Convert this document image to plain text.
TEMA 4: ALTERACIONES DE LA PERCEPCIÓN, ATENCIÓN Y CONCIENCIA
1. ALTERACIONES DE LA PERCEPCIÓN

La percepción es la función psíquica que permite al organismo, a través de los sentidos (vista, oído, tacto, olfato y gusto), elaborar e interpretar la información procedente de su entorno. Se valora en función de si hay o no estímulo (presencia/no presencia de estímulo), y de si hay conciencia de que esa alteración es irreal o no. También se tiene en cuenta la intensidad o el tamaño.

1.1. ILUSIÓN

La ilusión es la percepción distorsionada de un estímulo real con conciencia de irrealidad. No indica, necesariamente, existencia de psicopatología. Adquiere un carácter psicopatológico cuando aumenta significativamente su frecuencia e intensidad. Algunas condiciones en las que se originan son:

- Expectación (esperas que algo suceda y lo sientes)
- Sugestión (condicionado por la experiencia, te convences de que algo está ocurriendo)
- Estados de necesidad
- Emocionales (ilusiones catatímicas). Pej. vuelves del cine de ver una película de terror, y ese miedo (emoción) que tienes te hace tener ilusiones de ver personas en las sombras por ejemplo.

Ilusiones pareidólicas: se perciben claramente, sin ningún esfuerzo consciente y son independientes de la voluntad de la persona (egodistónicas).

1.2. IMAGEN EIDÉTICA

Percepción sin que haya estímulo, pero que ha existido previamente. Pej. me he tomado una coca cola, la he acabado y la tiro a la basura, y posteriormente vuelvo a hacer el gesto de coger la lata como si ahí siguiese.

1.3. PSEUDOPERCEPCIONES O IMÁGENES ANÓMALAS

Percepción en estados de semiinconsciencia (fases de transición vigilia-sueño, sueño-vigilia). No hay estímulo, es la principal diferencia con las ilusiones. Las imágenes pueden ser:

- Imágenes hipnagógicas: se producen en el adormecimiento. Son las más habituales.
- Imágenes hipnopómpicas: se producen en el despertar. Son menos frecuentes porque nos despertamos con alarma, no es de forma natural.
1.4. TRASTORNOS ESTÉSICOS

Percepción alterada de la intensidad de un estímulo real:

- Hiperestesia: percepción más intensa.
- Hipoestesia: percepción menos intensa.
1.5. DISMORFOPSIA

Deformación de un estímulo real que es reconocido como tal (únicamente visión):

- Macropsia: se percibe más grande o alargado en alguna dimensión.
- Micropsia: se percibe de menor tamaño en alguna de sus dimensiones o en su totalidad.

Problem to work on
The reply should consist of all the records, repeated exactly.

Solved problem
Convert this document image to plain text.
TEMA 4: ALTERACIONES DE LA PERCEPCIÓN, ATENCIÓN Y CONCIENCIA
1. ALTERACIONES DE LA PERCEPCIÓN

La percepción es la función psíquica que permite al organismo, a través de los sentidos (vista, oído, tacto, olfato y gusto), elaborar e interpretar la información procedente de su entorno. Se valora en función de si hay o no estímulo (presencia/no presencia de estímulo), y de si hay conciencia de que esa alteración es irreal o no. También se tiene en cuenta la intensidad o el tamaño.

1.1. ILUSIÓN

La ilusión es la percepción distorsionada de un estímulo real con conciencia de irrealidad. No indica, necesariamente, existencia de psicopatología. Adquiere un carácter psicopatológico cuando aumenta significativamente su frecuencia e intensidad. Algunas condiciones en las que se originan son:

- Expectación (esperas que algo suceda y lo sientes)
- Sugestión (condicionado por la experiencia, te convences de que algo está ocurriendo)
- Estados de necesidad
- Emocionales (ilusiones catatímicas). Pej. vuelves del cine de ver una película de terror, y ese miedo (emoción) que tienes te hace tener ilusiones de ver personas en las sombras por ejemplo.

Ilusiones pareidólicas: se perciben claramente, sin ningún esfuerzo consciente y son independientes de la voluntad de la persona (egodistónicas).

1.2. IMAGEN EIDÉTICA

Percepción sin que haya estímulo, pero que ha existido previamente. Pej. me he tomado una coca cola, la he acabado y la tiro a la basura, y posteriormente vuelvo a hacer el gesto de coger la lata como si ahí siguiese.

1.3. PSEUDOPERCEPCIONES O IMÁGENES ANÓMALAS

Percepción en estados de semiinconsciencia (fases de transición vigilia-sueño, sueño-vigilia). No hay estímulo, es la principal diferencia con las ilusiones. Las imágenes pueden ser:

- Imágenes hipnagógicas: se producen en el adormecimiento. Son las más habituales.
- Imágenes hipnopómpicas: se producen en el despertar. Son menos frecuentes porque nos despertamos con alarma, no es de forma natural.
1.4. TRASTORNOS ESTÉSICOS

Percepción alterada de la intensidad de un estímulo real:

- Hiperestesia: percepción más intensa.
- Hipoestesia: percepción menos intensa.
1.5. DISMORFOPSIA

Deformación de un estímulo real que es reconocido como tal (únicamente visión):

- Macropsia: se percibe más grande o alargado en alguna dimensión.
- Micropsia: se percibe de menor tamaño en alguna de sus dimensiones o en su totalidad.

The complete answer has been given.